Collected data
▽

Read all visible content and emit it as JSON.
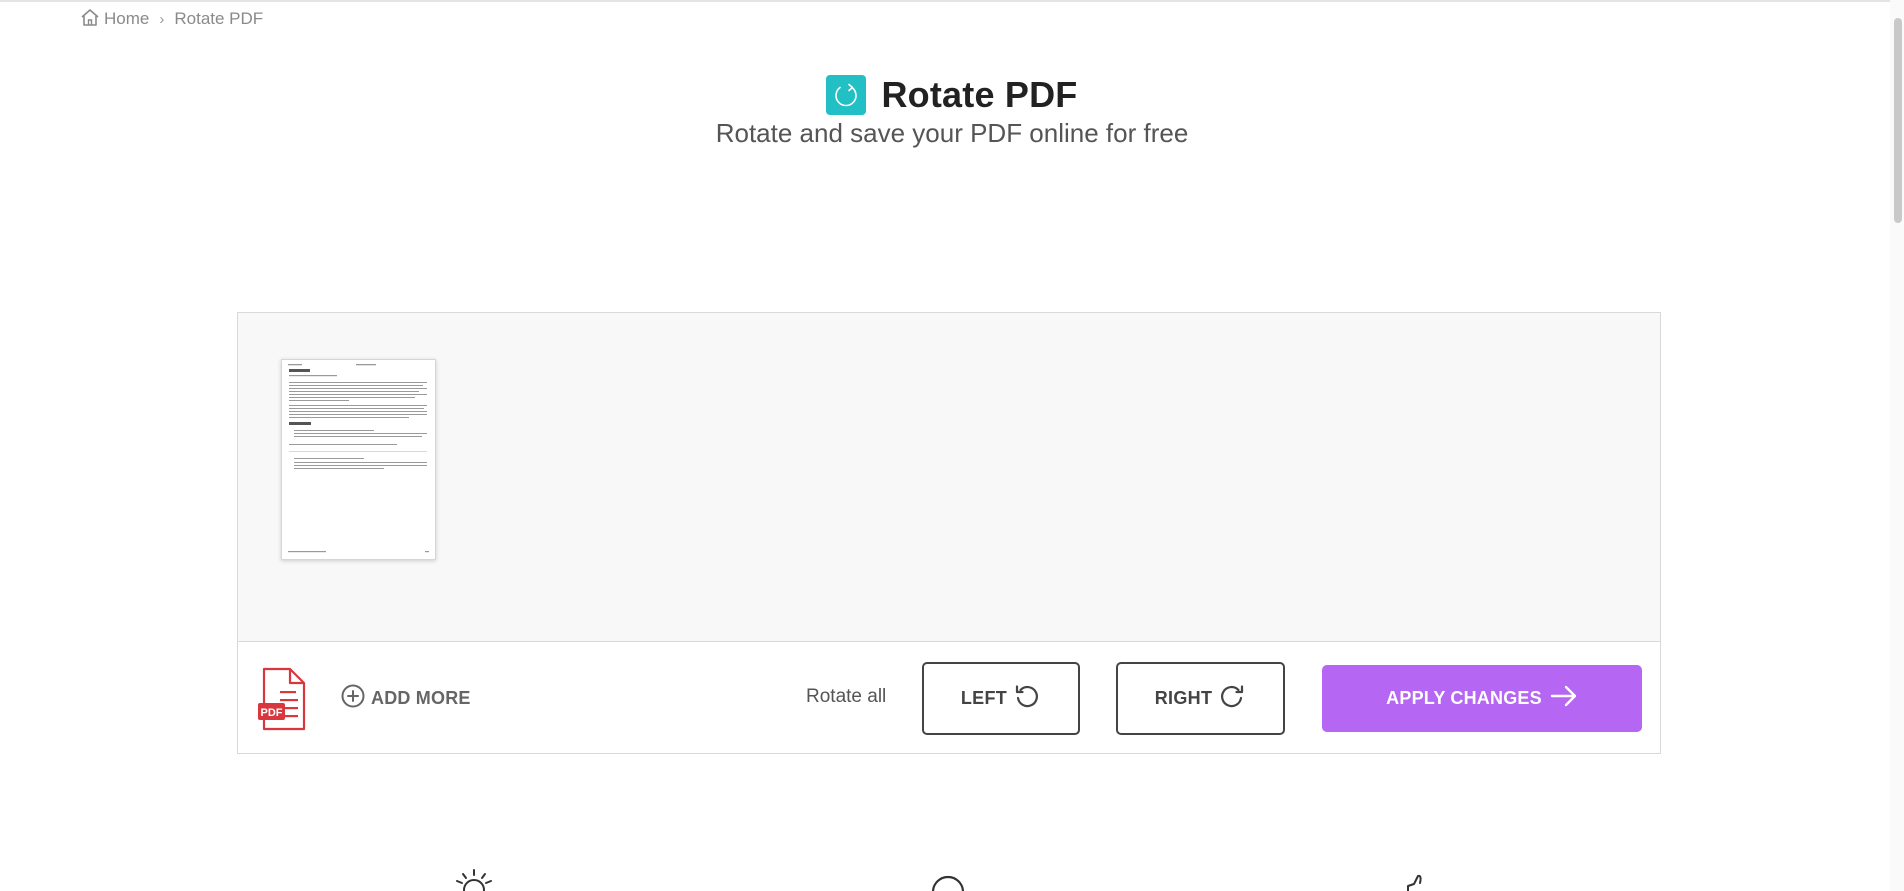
{
  "breadcrumb": {
    "home_label": "Home",
    "separator": "›",
    "current_label": "Rotate PDF"
  },
  "header": {
    "title": "Rotate PDF",
    "subtitle": "Rotate and save your PDF online for free",
    "logo_icon": "rotate-icon",
    "logo_color": "#22bfc4"
  },
  "workspace": {
    "thumbnail_alt": "PDF page 1",
    "file_type_badge": "PDF",
    "add_more_label": "ADD MORE",
    "rotate_all_label": "Rotate all",
    "left_button_label": "LEFT",
    "right_button_label": "RIGHT",
    "apply_button_label": "APPLY CHANGES",
    "apply_color": "#b566f2",
    "file_icon_color": "#d8373d"
  }
}
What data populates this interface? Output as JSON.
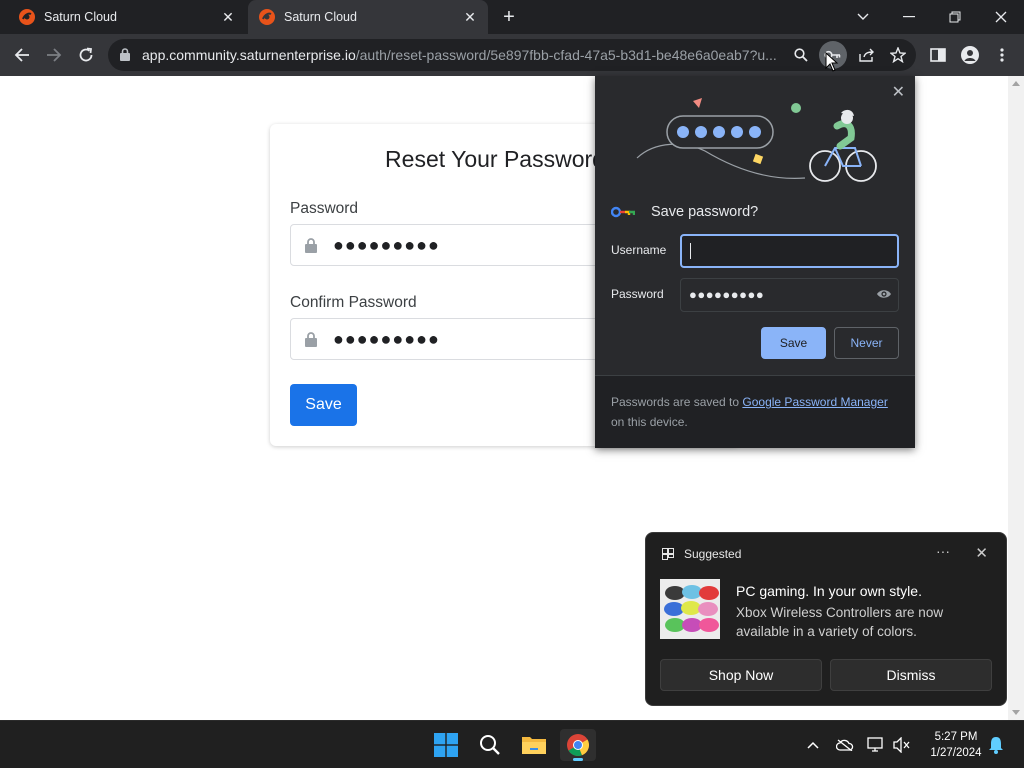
{
  "browser": {
    "tabs": [
      {
        "title": "Saturn Cloud",
        "active": false
      },
      {
        "title": "Saturn Cloud",
        "active": true
      }
    ],
    "url": {
      "host": "app.community.saturnenterprise.io",
      "path": "/auth/reset-password/5e897fbb-cfad-47a5-b3d1-be48e6a0eab7?u..."
    }
  },
  "page": {
    "title": "Reset Your Password",
    "password_label": "Password",
    "password_value": "●●●●●●●●●",
    "confirm_label": "Confirm Password",
    "confirm_value": "●●●●●●●●●",
    "save_label": "Save"
  },
  "save_password_bubble": {
    "heading": "Save password?",
    "username_label": "Username",
    "username_value": "",
    "password_label": "Password",
    "password_value": "●●●●●●●●●",
    "save_label": "Save",
    "never_label": "Never",
    "footer_prefix": "Passwords are saved to",
    "footer_link": "Google Password Manager",
    "footer_suffix": "on this device."
  },
  "notification": {
    "header": "Suggested",
    "more": "···",
    "title": "PC gaming. In your own style.",
    "body": "Xbox Wireless Controllers are now available in a variety of colors.",
    "primary_action": "Shop Now",
    "secondary_action": "Dismiss"
  },
  "taskbar": {
    "time": "5:27 PM",
    "date": "1/27/2024"
  },
  "colors": {
    "accent_blue": "#1a73e8",
    "bubble_accent": "#8ab4f8",
    "brand_orange": "#e8531a"
  }
}
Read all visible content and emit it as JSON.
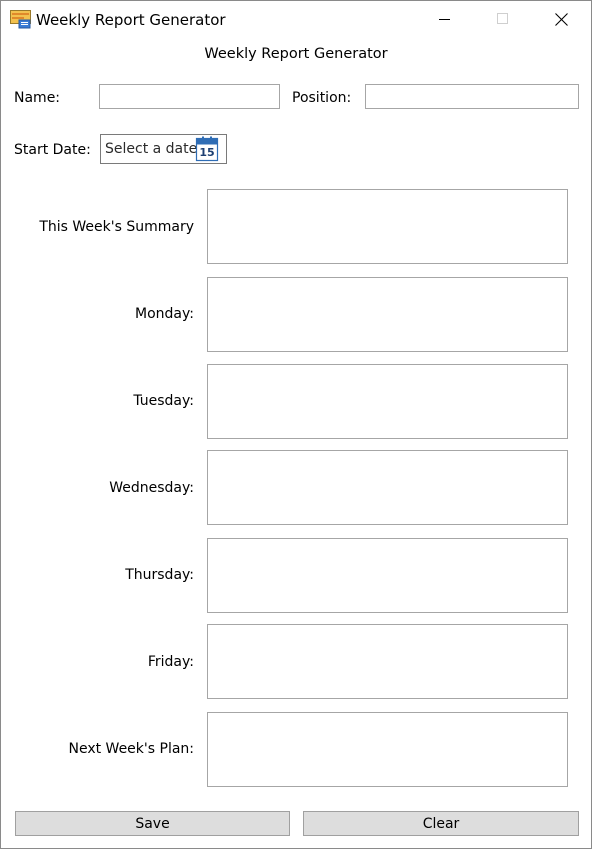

△

**Task to carry out**. Please write out all of the material above without changing a word, and omit any pictures.

**Solved exercise**.
Read all visible content and emit it as JSON.
{
  "breadcrumb": {
    "home_label": "Home",
    "separator": "›",
    "current_label": "Rotate PDF"
  },
  "header": {
    "title": "Rotate PDF",
    "subtitle": "Rotate and save your PDF online for free",
    "logo_icon": "rotate-icon",
    "logo_color": "#22bfc4"
  },
  "workspace": {
    "thumbnail_alt": "PDF page 1",
    "file_type_badge": "PDF",
    "add_more_label": "ADD MORE",
    "rotate_all_label": "Rotate all",
    "left_button_label": "LEFT",
    "right_button_label": "RIGHT",
    "apply_button_label": "APPLY CHANGES",
    "apply_color": "#b566f2",
    "file_icon_color": "#d8373d"
  }
}
What data populates this interface? Output as JSON.
{
  "browser": {
    "tabs": [
      {
        "title": "Saturn Cloud",
        "active": false
      },
      {
        "title": "Saturn Cloud",
        "active": true
      }
    ],
    "url": {
      "host": "app.community.saturnenterprise.io",
      "path": "/auth/reset-password/5e897fbb-cfad-47a5-b3d1-be48e6a0eab7?u..."
    }
  },
  "page": {
    "title": "Reset Your Password",
    "password_label": "Password",
    "password_value": "●●●●●●●●●",
    "confirm_label": "Confirm Password",
    "confirm_value": "●●●●●●●●●",
    "save_label": "Save"
  },
  "save_password_bubble": {
    "heading": "Save password?",
    "username_label": "Username",
    "username_value": "",
    "password_label": "Password",
    "password_value": "●●●●●●●●●",
    "save_label": "Save",
    "never_label": "Never",
    "footer_prefix": "Passwords are saved to",
    "footer_link": "Google Password Manager",
    "footer_suffix": "on this device."
  },
  "notification": {
    "header": "Suggested",
    "more": "···",
    "title": "PC gaming. In your own style.",
    "body": "Xbox Wireless Controllers are now available in a variety of colors.",
    "primary_action": "Shop Now",
    "secondary_action": "Dismiss"
  },
  "taskbar": {
    "time": "5:27 PM",
    "date": "1/27/2024"
  },
  "colors": {
    "accent_blue": "#1a73e8",
    "bubble_accent": "#8ab4f8",
    "brand_orange": "#e8531a"
  }
}
Read all visible content and emit it as JSON.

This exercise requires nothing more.